--- REQUIREMENT ---
Locate every line in the records below that holds the word "document" and return each one.

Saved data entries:
********

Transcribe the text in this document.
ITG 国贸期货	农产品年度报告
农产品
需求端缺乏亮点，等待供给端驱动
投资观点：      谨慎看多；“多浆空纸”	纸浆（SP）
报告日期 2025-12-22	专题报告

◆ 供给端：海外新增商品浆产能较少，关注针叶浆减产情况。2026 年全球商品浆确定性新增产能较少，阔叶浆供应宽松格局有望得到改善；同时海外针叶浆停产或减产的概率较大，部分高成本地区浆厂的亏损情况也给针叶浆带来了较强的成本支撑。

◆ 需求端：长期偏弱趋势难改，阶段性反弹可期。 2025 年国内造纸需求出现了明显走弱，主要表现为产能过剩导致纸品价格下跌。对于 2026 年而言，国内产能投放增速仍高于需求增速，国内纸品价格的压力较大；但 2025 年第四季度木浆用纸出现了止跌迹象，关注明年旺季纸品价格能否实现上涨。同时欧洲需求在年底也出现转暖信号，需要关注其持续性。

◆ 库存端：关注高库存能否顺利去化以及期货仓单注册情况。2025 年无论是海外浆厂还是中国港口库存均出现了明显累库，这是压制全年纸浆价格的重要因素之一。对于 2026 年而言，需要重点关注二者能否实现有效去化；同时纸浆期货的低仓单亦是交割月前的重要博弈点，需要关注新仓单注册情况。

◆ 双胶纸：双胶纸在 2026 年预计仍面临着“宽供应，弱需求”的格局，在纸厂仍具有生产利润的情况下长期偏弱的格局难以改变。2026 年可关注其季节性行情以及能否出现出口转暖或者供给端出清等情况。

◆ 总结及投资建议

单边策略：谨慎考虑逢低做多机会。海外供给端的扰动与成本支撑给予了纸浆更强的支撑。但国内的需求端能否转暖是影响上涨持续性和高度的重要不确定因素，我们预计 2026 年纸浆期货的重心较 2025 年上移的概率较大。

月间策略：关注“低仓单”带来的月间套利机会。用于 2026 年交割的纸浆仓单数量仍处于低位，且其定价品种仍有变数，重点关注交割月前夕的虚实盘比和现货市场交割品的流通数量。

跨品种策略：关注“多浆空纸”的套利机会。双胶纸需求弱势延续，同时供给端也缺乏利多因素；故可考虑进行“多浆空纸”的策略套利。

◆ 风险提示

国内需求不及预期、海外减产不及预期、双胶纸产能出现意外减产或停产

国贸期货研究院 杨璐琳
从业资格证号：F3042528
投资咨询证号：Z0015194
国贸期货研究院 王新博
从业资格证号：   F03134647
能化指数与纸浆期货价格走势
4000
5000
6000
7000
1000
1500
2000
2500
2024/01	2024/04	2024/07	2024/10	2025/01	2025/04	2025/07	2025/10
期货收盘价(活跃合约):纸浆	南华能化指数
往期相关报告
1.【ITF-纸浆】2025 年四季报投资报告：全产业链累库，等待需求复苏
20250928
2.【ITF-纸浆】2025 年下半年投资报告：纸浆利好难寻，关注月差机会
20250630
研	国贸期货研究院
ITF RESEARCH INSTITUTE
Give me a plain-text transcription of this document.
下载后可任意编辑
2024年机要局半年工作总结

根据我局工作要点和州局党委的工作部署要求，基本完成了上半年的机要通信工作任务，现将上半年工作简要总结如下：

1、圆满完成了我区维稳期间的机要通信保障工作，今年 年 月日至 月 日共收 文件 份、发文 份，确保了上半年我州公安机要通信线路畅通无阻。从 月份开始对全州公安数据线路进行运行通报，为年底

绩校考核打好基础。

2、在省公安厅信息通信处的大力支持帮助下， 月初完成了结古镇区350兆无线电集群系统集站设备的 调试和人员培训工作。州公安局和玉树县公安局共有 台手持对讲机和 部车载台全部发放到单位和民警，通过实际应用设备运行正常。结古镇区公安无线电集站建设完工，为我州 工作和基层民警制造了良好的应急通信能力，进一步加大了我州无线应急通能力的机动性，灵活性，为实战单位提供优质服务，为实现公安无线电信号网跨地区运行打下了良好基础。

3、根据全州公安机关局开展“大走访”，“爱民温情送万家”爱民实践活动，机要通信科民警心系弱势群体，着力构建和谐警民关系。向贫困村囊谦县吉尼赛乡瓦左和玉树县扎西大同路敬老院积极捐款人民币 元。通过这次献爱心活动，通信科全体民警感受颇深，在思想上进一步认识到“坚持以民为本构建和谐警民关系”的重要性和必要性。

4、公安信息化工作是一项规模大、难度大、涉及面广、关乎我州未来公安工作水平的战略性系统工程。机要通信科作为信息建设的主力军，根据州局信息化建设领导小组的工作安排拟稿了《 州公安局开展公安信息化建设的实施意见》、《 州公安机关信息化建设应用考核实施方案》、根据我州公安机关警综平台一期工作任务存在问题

********

--- WRITTEN ANSWER ---
Transcribe the text in this document.
Give me a plain-text transcription of this document.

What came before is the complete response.